> [Stated task] Count the lines below that contain the word "wind", and reply with that number alone.

Collected data entries:
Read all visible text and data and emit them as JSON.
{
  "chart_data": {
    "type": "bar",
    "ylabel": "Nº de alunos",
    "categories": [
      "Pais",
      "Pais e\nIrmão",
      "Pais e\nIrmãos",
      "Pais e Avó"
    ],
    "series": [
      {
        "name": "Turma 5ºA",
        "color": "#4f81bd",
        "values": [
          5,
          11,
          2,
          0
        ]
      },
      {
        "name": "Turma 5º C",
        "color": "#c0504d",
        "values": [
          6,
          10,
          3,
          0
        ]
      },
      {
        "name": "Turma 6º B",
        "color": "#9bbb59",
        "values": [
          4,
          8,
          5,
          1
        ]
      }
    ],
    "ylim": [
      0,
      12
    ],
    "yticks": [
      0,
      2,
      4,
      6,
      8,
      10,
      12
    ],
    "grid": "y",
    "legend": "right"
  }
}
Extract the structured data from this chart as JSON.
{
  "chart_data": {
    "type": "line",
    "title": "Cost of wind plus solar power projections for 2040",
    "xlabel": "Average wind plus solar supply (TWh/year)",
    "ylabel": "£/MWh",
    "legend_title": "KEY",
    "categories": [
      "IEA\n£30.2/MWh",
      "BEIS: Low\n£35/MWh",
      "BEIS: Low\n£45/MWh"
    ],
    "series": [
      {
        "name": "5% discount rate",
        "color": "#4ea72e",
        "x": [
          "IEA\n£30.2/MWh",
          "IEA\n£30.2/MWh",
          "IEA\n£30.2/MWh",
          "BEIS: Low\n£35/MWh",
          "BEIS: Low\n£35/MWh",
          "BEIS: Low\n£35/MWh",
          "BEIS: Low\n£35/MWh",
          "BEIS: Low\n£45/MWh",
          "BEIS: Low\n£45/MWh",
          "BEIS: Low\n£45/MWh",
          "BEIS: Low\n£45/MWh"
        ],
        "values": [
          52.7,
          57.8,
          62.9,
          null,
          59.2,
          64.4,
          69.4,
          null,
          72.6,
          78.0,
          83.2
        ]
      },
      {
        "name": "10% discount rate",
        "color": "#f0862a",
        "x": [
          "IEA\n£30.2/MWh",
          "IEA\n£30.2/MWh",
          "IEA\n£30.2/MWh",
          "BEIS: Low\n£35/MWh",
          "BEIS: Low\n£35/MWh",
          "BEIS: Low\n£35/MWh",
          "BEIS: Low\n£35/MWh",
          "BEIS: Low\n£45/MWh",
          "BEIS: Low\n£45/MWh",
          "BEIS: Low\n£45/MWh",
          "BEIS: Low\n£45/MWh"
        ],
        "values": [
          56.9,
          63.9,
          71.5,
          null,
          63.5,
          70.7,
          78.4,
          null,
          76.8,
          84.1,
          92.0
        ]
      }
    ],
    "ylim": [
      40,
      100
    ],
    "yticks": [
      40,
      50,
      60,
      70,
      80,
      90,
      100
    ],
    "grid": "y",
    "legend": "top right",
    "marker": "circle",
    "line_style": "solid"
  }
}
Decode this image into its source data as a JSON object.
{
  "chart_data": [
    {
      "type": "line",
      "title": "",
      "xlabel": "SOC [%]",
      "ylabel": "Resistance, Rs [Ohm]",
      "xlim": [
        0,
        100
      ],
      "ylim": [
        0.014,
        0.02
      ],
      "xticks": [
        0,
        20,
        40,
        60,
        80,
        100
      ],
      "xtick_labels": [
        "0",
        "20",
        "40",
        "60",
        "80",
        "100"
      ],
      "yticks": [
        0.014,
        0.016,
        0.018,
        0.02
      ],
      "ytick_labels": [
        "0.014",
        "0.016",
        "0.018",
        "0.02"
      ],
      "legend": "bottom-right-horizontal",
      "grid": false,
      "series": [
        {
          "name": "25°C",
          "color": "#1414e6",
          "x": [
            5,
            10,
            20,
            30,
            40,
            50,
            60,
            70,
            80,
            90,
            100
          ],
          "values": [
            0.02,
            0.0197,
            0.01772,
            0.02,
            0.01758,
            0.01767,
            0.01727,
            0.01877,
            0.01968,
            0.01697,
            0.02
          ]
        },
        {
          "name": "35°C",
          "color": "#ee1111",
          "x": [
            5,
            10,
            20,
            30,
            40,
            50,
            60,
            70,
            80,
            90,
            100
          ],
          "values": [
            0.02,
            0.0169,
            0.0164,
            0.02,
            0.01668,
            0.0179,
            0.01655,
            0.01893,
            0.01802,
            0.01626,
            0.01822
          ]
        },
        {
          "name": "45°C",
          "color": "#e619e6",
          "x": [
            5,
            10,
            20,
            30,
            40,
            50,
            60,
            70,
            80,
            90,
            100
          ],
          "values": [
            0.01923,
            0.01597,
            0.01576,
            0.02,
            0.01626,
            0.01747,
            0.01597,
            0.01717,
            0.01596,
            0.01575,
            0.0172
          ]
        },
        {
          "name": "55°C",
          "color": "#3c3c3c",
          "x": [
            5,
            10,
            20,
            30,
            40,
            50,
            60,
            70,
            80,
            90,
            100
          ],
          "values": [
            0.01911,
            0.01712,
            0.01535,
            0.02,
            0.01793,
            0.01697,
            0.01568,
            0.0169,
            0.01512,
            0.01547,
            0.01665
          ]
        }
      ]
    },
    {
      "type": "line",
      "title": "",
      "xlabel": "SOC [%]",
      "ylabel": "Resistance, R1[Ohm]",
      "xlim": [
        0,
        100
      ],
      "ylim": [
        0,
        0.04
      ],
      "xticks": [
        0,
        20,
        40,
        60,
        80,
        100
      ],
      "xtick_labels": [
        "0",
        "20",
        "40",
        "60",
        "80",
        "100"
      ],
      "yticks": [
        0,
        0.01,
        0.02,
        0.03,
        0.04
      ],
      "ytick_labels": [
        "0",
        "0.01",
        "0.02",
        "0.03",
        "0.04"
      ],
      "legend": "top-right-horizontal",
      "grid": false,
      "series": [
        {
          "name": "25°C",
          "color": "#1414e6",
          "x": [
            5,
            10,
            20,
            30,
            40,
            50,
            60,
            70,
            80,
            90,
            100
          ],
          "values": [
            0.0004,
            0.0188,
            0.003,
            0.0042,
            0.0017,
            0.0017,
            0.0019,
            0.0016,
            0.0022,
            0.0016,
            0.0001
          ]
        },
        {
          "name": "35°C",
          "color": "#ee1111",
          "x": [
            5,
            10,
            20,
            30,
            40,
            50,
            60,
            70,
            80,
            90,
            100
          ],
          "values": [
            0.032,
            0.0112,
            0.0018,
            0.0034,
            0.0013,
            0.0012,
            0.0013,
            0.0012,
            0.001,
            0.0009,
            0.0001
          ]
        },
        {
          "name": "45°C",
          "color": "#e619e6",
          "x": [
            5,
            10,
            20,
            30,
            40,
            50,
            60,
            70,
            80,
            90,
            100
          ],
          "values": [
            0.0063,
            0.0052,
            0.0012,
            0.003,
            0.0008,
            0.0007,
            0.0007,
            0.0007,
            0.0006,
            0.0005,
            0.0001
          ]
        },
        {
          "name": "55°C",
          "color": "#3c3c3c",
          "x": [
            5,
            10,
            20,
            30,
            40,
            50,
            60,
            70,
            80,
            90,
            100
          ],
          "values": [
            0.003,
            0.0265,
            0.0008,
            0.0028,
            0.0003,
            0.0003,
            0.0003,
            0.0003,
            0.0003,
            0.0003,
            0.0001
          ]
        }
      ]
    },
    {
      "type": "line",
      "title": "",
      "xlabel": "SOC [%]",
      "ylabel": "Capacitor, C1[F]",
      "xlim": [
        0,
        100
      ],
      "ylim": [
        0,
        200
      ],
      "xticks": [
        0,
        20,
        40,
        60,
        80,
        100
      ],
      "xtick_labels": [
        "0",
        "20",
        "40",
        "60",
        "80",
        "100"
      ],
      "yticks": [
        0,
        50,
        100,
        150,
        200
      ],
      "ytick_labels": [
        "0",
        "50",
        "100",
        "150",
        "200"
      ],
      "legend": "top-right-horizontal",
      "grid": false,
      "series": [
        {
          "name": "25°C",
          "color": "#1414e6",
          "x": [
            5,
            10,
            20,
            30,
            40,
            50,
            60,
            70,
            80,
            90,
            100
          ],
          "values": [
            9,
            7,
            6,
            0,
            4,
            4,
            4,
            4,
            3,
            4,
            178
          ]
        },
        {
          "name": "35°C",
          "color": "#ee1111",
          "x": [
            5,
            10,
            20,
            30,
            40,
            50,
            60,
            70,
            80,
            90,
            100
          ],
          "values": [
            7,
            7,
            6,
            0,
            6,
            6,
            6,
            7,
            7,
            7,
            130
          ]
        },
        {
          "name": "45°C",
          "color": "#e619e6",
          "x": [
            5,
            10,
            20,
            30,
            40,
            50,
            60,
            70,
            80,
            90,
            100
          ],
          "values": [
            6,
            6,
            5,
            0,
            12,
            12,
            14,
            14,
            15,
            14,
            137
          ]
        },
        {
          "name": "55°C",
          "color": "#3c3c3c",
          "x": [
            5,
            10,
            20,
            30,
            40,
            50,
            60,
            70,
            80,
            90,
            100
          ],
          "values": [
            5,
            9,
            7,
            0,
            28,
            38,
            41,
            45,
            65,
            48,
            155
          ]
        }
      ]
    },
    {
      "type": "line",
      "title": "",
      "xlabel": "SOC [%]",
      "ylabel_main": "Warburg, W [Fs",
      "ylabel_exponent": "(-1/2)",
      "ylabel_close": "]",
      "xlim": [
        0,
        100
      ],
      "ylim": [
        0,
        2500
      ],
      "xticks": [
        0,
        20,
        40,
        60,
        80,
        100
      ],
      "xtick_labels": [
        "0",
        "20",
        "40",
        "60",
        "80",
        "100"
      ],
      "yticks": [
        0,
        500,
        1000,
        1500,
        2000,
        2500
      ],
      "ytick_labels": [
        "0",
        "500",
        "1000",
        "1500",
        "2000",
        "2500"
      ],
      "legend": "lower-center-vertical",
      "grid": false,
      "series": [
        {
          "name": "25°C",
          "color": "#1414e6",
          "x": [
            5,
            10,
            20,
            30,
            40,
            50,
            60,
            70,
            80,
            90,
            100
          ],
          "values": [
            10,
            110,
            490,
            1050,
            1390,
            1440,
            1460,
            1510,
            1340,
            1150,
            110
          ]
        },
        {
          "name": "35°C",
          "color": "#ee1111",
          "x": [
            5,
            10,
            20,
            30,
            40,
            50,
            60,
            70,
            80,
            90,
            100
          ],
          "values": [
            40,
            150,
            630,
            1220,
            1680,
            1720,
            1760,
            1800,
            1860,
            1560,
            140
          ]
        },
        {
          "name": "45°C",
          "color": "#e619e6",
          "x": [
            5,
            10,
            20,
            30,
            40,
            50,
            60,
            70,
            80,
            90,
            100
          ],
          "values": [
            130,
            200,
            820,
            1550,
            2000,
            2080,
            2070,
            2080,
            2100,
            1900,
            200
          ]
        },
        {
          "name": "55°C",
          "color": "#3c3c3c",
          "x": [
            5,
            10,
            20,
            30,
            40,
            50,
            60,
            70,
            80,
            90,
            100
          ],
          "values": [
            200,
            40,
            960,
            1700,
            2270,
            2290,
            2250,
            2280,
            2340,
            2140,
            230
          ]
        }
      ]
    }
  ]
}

> [Final result] 2